Your instructions -
Scan each line of the records for the word "Республике" and extract the ones that have it.

Records supplied -
/---

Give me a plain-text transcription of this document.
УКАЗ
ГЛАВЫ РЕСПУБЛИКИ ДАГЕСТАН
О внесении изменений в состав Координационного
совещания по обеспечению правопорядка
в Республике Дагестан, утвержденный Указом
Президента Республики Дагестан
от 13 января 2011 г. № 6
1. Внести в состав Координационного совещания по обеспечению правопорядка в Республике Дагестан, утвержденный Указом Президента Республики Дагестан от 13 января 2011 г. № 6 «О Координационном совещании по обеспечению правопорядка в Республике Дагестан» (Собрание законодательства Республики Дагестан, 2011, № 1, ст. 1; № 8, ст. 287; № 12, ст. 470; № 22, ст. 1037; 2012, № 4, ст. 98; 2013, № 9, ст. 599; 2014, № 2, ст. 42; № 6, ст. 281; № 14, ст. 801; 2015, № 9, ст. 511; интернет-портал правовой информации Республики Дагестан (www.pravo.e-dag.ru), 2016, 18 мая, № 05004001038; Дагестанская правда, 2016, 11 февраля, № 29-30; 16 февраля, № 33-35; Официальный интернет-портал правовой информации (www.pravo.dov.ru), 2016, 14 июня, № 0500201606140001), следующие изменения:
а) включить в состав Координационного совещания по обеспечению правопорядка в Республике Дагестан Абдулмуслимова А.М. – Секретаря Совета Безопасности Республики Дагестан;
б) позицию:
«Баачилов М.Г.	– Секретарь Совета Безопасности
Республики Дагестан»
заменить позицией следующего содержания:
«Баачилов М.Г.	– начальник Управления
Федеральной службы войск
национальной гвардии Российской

\---
/---

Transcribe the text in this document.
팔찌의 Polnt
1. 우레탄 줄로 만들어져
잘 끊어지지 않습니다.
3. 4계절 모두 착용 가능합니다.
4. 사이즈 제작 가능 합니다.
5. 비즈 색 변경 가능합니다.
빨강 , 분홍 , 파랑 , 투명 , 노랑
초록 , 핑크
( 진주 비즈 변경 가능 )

\---

Solved problem -
в Республике Дагестан, утвержденный Указом
1. Внести в состав Координационного совещания по обеспечению правопорядка в Республике Дагестан, утвержденный Указом Президента Республики Дагестан от 13 января 2011 г. № 6 «О Координационном совещании по обеспечению правопорядка в Республике Дагестан» (Собрание законодательства Республики Дагестан, 2011, № 1, ст. 1; № 8, ст. 287; № 12, ст. 470; № 22, ст. 1037; 2012, № 4, ст. 98; 2013, № 9, ст. 599; 2014, № 2, ст. 42; № 6, ст. 281; № 14, ст. 801; 2015, № 9, ст. 511; интернет-портал правовой информации Республики Дагестан (www.pravo.e-dag.ru), 2016, 18 мая, № 05004001038; Дагестанская правда, 2016, 11 февраля, № 29-30; 16 февраля, № 33-35; Официальный интернет-портал правовой информации (www.pravo.dov.ru), 2016, 14 июня, № 0500201606140001), следующие изменения:
а) включить в состав Координационного совещания по обеспечению правопорядка в Республике Дагестан Абдулмуслимова А.М. – Секретаря Совета Безопасности Республики Дагестан;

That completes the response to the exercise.